Data entries
----

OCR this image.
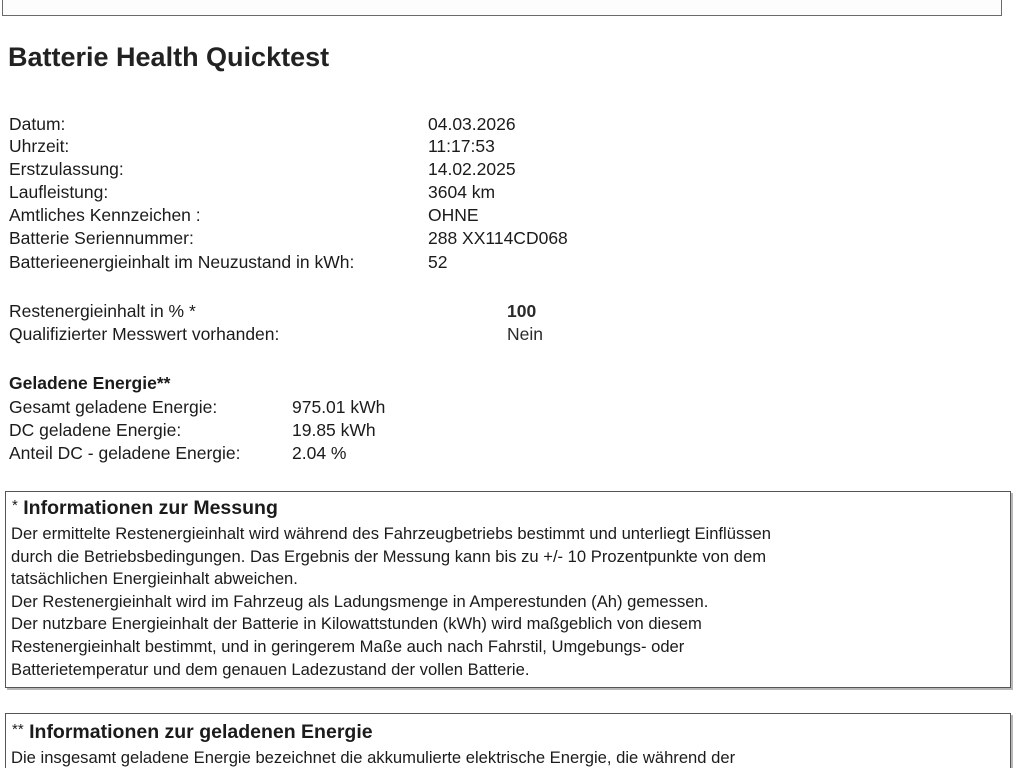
Batterie Health Quicktest
Datum:	04.03.2026
Uhrzeit:	11:17:53
Erstzulassung:	14.02.2025
Laufleistung:	3604 km
Amtliches Kennzeichen :	OHNE
Batterie Seriennummer:	288 XX114CD068
Batterieenergieinhalt im Neuzustand in kWh:	52
Restenergieinhalt in % *	100
Qualifizierter Messwert vorhanden:	Nein
Geladene Energie**
Gesamt geladene Energie:	975.01 kWh
DC geladene Energie:	19.85 kWh
Anteil DC - geladene Energie:	2.04 %
* Informationen zur Messung
Der ermittelte Restenergieinhalt wird während des Fahrzeugbetriebs bestimmt und unterliegt Einflüssen
durch die Betriebsbedingungen. Das Ergebnis der Messung kann bis zu +/- 10 Prozentpunkte von dem
tatsächlichen Energieinhalt abweichen.
Der Restenergieinhalt wird im Fahrzeug als Ladungsmenge in Amperestunden (Ah) gemessen.
Der nutzbare Energieinhalt der Batterie in Kilowattstunden (kWh) wird maßgeblich von diesem
Restenergieinhalt bestimmt, und in geringerem Maße auch nach Fahrstil, Umgebungs- oder
Batterietemperatur und dem genauen Ladezustand der vollen Batterie.
** Informationen zur geladenen Energie
Die insgesamt geladene Energie bezeichnet die akkumulierte elektrische Energie, die während der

----

Locate the word "während" in the records above, and return each line that has it.

Der ermittelte Restenergieinhalt wird während des Fahrzeugbetriebs bestimmt und unterliegt Einflüssen
Die insgesamt geladene Energie bezeichnet die akkumulierte elektrische Energie, die während der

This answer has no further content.